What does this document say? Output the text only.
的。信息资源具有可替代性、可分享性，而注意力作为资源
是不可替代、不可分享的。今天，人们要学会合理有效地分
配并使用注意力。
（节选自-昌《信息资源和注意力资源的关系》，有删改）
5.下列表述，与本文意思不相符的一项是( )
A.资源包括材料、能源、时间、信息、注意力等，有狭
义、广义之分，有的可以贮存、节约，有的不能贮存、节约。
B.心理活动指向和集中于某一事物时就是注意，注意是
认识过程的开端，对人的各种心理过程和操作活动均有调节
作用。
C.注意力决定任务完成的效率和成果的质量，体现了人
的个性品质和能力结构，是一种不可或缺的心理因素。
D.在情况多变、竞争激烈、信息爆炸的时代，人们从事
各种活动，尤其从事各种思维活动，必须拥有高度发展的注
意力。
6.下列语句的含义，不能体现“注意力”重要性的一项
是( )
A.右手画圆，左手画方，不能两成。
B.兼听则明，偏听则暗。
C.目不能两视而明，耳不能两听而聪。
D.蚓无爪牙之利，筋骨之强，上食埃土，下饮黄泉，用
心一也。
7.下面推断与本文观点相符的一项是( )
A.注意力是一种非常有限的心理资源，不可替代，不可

====

### PROBLEM
Give back all the records exactly as they stand.

### OUTPUT FOR THIS EXERCISE
What does this document say? Output the text only.
的。信息资源具有可替代性、可分享性，而注意力作为资源
是不可替代、不可分享的。今天，人们要学会合理有效地分
配并使用注意力。
（节选自-昌《信息资源和注意力资源的关系》，有删改）
5.下列表述，与本文意思不相符的一项是( )
A.资源包括材料、能源、时间、信息、注意力等，有狭
义、广义之分，有的可以贮存、节约，有的不能贮存、节约。
B.心理活动指向和集中于某一事物时就是注意，注意是
认识过程的开端，对人的各种心理过程和操作活动均有调节
作用。
C.注意力决定任务完成的效率和成果的质量，体现了人
的个性品质和能力结构，是一种不可或缺的心理因素。
D.在情况多变、竞争激烈、信息爆炸的时代，人们从事
各种活动，尤其从事各种思维活动，必须拥有高度发展的注
意力。
6.下列语句的含义，不能体现“注意力”重要性的一项
是( )
A.右手画圆，左手画方，不能两成。
B.兼听则明，偏听则暗。
C.目不能两视而明，耳不能两听而聪。
D.蚓无爪牙之利，筋骨之强，上食埃土，下饮黄泉，用
心一也。
7.下面推断与本文观点相符的一项是( )
A.注意力是一种非常有限的心理资源，不可替代，不可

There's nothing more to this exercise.